■ **Given problem**
Set out each line from the following listing that includes the word "Road".

*****

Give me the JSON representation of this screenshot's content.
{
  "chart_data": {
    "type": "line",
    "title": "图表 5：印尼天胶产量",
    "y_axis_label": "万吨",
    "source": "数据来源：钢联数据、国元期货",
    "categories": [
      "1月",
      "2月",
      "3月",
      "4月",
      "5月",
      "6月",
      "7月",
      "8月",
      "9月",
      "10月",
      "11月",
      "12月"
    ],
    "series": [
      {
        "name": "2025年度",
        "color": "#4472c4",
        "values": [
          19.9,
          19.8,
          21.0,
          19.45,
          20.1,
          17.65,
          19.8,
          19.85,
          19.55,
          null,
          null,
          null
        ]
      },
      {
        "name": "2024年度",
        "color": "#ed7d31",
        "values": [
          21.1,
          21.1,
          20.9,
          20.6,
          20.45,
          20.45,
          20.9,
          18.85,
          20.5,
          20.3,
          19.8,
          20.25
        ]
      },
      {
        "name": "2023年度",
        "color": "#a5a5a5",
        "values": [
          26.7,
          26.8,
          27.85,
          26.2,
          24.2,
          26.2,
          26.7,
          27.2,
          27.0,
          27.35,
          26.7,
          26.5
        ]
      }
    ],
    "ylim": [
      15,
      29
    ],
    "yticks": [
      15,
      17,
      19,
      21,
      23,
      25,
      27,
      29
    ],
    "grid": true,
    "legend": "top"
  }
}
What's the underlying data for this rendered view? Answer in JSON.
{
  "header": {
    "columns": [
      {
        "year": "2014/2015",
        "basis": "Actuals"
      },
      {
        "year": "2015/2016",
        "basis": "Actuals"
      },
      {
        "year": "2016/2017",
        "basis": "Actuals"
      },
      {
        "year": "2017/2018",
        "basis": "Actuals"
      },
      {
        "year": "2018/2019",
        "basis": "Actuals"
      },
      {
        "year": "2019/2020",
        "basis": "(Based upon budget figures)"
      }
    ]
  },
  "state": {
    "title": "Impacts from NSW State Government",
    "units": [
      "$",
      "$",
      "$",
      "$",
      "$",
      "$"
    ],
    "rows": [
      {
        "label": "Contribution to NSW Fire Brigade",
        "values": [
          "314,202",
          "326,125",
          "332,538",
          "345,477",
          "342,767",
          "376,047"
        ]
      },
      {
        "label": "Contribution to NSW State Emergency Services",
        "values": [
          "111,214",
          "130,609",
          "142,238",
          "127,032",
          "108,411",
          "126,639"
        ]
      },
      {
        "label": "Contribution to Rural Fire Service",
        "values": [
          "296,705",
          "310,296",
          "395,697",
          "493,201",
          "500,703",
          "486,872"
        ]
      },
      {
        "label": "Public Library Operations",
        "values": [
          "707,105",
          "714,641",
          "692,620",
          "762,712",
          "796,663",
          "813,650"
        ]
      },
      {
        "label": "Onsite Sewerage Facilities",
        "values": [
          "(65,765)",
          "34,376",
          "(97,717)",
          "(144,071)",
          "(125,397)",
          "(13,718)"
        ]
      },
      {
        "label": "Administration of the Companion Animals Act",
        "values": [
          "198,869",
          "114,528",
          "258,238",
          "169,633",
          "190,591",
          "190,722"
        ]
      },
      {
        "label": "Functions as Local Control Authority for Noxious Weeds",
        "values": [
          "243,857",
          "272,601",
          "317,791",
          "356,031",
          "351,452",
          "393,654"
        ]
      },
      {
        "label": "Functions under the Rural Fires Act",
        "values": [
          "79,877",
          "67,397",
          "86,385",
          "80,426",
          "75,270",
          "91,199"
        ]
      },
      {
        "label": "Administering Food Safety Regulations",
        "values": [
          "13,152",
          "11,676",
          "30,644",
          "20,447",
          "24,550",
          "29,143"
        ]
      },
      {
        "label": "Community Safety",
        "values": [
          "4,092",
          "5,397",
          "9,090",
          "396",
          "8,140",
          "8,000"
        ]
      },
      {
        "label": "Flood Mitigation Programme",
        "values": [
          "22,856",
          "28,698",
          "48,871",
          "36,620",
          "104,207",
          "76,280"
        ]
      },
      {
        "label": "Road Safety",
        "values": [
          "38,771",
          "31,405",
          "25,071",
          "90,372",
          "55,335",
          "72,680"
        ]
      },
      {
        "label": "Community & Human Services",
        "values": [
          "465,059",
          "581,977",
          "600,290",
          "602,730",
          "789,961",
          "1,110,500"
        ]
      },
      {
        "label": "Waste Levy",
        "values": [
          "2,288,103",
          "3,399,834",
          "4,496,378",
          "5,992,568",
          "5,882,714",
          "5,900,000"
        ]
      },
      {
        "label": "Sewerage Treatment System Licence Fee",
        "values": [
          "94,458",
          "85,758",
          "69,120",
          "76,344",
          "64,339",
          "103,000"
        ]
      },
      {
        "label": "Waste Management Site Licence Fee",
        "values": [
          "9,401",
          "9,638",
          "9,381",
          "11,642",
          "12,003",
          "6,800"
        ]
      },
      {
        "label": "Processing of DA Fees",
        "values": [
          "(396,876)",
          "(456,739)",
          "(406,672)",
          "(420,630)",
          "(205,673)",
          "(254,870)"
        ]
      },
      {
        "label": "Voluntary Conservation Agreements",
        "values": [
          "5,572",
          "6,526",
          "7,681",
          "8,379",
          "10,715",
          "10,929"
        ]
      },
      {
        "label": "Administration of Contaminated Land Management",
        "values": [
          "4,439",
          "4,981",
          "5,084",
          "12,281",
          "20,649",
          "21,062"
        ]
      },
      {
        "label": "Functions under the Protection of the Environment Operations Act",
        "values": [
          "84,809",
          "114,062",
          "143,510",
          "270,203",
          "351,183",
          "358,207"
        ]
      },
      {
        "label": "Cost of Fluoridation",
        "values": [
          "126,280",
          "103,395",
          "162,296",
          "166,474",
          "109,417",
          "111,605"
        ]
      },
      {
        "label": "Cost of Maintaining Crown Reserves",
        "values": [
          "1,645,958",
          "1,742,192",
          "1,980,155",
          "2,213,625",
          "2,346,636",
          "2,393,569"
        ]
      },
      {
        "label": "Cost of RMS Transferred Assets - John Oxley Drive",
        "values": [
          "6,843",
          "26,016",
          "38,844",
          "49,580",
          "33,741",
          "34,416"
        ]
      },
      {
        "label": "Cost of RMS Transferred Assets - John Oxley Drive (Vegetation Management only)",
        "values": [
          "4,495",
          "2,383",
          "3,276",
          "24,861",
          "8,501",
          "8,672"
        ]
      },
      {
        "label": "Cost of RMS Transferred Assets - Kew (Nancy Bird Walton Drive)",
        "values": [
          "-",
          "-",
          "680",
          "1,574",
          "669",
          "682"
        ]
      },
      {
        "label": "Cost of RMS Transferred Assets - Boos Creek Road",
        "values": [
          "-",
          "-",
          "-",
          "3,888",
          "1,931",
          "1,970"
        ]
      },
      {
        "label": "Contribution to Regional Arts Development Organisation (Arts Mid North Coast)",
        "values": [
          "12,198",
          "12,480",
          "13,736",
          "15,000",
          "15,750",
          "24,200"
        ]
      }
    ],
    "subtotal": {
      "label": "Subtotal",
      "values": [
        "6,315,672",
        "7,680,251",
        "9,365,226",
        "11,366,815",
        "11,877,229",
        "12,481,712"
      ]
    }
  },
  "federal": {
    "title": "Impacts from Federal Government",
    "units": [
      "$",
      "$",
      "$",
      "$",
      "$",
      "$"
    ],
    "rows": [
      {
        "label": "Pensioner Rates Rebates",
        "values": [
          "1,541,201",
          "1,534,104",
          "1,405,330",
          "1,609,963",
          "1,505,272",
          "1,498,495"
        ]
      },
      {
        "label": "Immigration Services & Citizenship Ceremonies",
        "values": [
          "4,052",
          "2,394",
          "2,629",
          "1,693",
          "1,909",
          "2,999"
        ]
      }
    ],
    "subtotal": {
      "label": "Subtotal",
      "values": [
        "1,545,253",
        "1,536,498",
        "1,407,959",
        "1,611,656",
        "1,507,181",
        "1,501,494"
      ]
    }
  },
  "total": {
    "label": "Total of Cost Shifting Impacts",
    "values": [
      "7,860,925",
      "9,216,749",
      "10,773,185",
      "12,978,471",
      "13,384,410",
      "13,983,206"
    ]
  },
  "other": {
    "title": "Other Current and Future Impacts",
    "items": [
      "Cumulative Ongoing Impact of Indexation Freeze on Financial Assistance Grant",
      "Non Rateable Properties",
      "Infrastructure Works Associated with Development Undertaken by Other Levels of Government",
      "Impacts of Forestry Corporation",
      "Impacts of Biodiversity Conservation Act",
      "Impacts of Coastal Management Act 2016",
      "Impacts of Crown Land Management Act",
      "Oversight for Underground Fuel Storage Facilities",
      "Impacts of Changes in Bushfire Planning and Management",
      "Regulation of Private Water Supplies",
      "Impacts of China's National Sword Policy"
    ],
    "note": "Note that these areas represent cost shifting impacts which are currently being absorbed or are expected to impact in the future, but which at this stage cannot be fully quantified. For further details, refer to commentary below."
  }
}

*****

■ **Complete output**
        "label": "Road Safety",
        "label": "Cost of RMS Transferred Assets - Boos Creek Road",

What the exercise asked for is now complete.